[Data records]
* start *
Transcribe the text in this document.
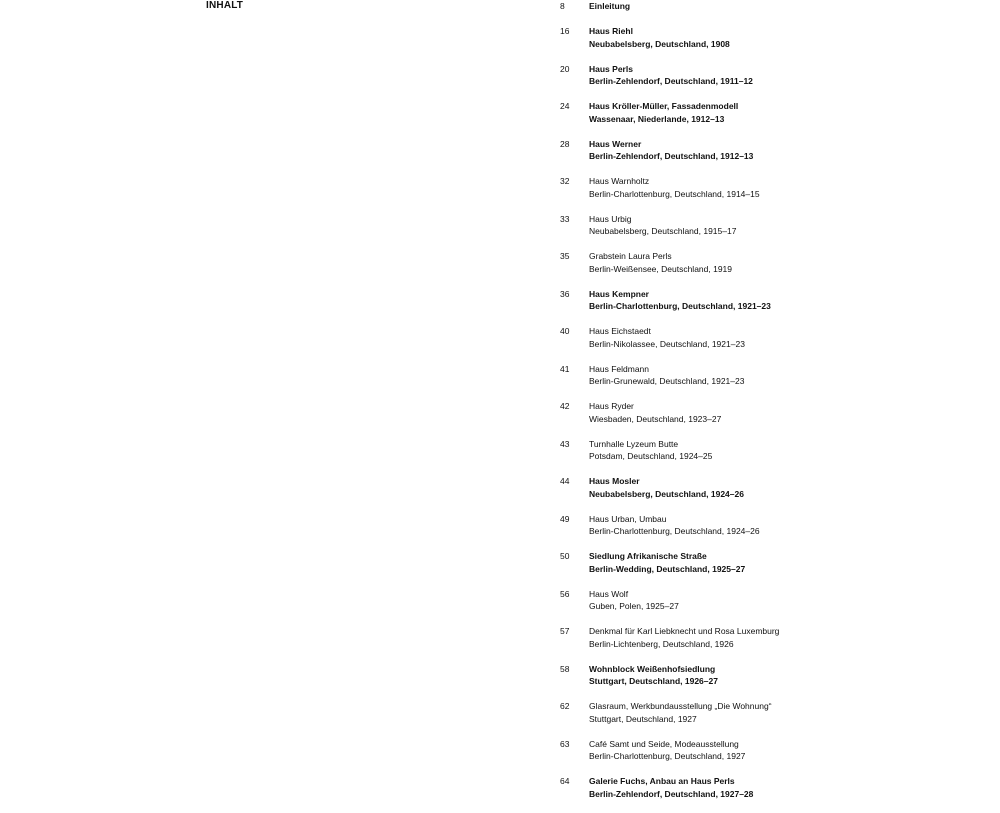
INHALT	8	Einleitung
16 Haus Riehl
Neubabelsberg, Deutschland, 1908
20 Haus Perls
Berlin-Zehlendorf, Deutschland, 1911–12
24 Haus Kröller-Müller, Fassadenmodell
Wassenaar, Niederlande, 1912–13
28 Haus Werner
Berlin-Zehlendorf, Deutschland, 1912–13
32 Haus Warnholtz
Berlin-Charlottenburg, Deutschland, 1914–15
33 Haus Urbig
Neubabelsberg, Deutschland, 1915–17
35 Grabstein Laura Perls
Berlin-Weißensee, Deutschland, 1919
36 Haus Kempner
Berlin-Charlottenburg, Deutschland, 1921–23
40 Haus Eichstaedt
Berlin-Nikolassee, Deutschland, 1921–23
41 Haus Feldmann
Berlin-Grunewald, Deutschland, 1921–23
42 Haus Ryder
Wiesbaden, Deutschland, 1923–27
43 Turnhalle Lyzeum Butte
Potsdam, Deutschland, 1924–25
44 Haus Mosler
Neubabelsberg, Deutschland, 1924–26
49 Haus Urban, Umbau
Berlin-Charlottenburg, Deutschland, 1924–26
50 Siedlung Afrikanische Straße
Berlin-Wedding, Deutschland, 1925–27
56 Haus Wolf
Guben, Polen, 1925–27
57 Denkmal für Karl Liebknecht und Rosa Luxemburg
Berlin-Lichtenberg, Deutschland, 1926
58 Wohnblock Weißenhofsiedlung
Stuttgart, Deutschland, 1926–27
62 Glasraum, Werkbundausstellung „Die Wohnung“
Stuttgart, Deutschland, 1927
63 Café Samt und Seide, Modeausstellung
Berlin-Charlottenburg, Deutschland, 1927
64 Galerie Fuchs, Anbau an Haus Perls
Berlin-Zehlendorf, Deutschland, 1927–28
* end *
> [Work to do] Among the lines of the material, find those that hold the word "Charlottenburg" and copy them.

> [Answer in full]
Berlin-Charlottenburg, Deutschland, 1914–15
Berlin-Charlottenburg, Deutschland, 1921–23
Berlin-Charlottenburg, Deutschland, 1924–26
Berlin-Charlottenburg, Deutschland, 1927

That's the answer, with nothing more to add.